- [What to do]
1. Extract the passage of the mailing-list post about Tidy from "The output of" up to and including "in the attachment.".
2. In the mailing-list post about Tidy, which two libraries does the writer use Tidy with?

- [Supplied passage]

▽

- From: Luc Martinez <l.martinez@alyas-group.com>
- Date: Mon, 10 May 2010 18:27:03 +0200
- To: <html-tidy@w3.org>
- Message-ID: <!&!AAAAAAAAAAAYAAAAAAAAAKENVcK/7PlOhYrkt/Y4/XrCgAAAEAAAAKsGA2p1NzRAqyYnQSBmfxkBAA>
Hi,
I use tidy in conjunction with curlPP and libxml2.
Under certain circumstances, tidy adds some backslashes that make libxml2
fails.
The output of curlPP is okay.
Example:
--
Entity: line 1658: parser error : StartTag: invalid element name
<\/script><!--10/05/2010 16:43:26!--><\/body>
^
Entity: line 1658: parser error : StartTag: invalid element name
<\/script><!--10/05/2010 16:43:26!--><\/body>
^
Entity: line 1659: parser error : StartTag: invalid element name
<\/html>
^
--
The original file (before tidy) is in the attachment.
The function that uses tidy is the following (copied from the examples ;) :
--
char* Transport::html2xml(const char* input)
{
TidyBuffer output;
TidyBuffer errbuf;
int rc = -1;
Bool ok;
TidyDoc tdoc = tidyCreate(); // Initialize "document"

△

- [Excerpted data]
▽

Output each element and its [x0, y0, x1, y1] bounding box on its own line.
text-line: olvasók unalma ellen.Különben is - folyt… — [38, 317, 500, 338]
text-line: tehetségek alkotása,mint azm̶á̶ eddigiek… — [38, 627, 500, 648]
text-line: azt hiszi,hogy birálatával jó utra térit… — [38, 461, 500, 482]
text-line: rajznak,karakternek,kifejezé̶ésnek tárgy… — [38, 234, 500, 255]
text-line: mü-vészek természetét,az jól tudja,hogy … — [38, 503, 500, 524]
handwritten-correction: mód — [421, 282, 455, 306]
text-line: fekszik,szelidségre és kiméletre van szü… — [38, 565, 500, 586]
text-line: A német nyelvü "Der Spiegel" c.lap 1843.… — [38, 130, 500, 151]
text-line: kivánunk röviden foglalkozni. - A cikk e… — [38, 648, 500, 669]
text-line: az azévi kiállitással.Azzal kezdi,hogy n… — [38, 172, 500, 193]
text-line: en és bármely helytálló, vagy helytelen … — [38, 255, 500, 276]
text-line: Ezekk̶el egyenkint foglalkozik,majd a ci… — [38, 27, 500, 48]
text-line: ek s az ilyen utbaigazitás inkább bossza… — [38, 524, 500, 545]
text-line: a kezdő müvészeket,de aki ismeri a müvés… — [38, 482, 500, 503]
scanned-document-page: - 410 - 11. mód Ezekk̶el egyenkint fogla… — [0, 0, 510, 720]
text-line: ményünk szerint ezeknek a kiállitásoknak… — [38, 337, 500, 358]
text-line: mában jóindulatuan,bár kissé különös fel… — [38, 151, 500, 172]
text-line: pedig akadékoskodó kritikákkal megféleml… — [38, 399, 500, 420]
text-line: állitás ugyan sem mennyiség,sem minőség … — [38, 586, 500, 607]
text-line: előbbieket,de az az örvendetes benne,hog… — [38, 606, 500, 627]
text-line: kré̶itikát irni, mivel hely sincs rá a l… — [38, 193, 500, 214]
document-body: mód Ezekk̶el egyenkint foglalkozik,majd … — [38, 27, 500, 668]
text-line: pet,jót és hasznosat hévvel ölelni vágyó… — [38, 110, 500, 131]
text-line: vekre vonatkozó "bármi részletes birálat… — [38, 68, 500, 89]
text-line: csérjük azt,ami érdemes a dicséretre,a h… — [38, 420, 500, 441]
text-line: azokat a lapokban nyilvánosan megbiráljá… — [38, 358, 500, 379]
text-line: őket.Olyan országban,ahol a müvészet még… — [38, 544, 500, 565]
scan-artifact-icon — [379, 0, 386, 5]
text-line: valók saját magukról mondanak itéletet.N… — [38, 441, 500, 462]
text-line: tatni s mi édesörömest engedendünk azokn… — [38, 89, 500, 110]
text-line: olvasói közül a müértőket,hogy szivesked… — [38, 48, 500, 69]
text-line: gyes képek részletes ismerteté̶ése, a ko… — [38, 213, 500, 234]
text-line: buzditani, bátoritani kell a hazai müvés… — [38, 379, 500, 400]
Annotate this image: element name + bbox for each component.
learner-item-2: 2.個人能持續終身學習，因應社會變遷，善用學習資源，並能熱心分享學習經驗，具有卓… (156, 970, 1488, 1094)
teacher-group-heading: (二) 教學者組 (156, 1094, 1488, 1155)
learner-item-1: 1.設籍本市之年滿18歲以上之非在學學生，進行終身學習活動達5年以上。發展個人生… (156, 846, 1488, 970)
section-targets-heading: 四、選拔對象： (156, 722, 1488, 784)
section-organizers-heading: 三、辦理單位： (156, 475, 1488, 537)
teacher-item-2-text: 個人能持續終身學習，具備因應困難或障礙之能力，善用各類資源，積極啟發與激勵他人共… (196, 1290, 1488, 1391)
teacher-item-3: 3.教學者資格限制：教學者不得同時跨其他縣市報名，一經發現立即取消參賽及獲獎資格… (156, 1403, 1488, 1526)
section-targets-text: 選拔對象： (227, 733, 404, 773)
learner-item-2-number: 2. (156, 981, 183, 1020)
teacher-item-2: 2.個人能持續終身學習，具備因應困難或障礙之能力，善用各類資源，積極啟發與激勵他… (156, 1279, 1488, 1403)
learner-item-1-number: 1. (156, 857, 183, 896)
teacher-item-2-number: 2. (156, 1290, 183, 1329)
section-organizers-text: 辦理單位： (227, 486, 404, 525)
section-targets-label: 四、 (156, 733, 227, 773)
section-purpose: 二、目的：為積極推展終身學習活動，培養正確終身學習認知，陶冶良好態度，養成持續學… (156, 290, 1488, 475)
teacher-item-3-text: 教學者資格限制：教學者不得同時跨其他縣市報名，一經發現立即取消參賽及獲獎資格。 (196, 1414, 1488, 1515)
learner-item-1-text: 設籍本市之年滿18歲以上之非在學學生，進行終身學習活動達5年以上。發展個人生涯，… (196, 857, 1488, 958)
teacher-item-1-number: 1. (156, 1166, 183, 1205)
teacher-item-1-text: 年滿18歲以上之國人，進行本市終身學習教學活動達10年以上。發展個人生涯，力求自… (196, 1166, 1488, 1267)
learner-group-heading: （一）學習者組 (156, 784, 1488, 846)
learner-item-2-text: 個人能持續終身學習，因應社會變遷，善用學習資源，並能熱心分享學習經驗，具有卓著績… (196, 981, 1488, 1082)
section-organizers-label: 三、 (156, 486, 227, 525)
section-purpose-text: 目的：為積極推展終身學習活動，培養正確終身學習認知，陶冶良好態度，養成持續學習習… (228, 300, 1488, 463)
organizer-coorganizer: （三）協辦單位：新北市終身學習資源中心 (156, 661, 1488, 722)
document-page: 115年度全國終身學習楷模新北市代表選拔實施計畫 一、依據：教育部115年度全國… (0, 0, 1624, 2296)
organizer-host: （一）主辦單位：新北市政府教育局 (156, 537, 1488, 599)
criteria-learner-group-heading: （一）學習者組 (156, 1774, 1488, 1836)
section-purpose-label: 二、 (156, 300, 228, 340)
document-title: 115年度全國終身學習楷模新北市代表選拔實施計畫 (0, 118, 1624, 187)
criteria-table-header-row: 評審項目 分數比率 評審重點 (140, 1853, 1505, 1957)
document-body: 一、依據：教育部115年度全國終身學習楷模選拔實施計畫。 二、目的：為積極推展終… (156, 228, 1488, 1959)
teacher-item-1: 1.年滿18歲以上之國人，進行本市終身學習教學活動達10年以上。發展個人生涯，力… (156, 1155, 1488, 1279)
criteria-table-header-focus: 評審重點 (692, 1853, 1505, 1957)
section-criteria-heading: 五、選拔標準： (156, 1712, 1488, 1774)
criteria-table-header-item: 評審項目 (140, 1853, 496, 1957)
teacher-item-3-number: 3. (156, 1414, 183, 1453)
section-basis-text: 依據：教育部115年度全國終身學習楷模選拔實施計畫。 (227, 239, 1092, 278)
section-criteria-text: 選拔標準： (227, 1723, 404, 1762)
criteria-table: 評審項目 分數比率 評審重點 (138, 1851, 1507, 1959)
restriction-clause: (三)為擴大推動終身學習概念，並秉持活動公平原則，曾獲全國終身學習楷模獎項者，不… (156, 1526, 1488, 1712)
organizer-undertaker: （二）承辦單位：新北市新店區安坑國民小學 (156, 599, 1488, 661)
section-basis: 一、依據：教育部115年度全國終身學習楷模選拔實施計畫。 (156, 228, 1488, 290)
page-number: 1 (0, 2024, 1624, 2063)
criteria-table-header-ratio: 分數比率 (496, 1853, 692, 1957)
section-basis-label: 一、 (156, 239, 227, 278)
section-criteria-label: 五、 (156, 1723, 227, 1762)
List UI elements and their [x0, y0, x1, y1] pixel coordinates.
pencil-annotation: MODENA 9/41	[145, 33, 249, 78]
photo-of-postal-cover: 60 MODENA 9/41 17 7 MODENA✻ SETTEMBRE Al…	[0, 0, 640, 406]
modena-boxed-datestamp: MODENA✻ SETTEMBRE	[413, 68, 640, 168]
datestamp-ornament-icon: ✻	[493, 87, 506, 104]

△

- [Task-by-task solutions]
1.
The output of curlPP is okay.
Example:
--
Entity: line 1658: parser error : StartTag: invalid element name
<\/script><!--10/05/2010 16:43:26!--><\/body>
^
Entity: line 1658: parser error : StartTag: invalid element name
<\/script><!--10/05/2010 16:43:26!--><\/body>
^
Entity: line 1659: parser error : StartTag: invalid element name
<\/html>
^
--
The original file (before tidy) is in the attachment.

2. curlPP and libxml2.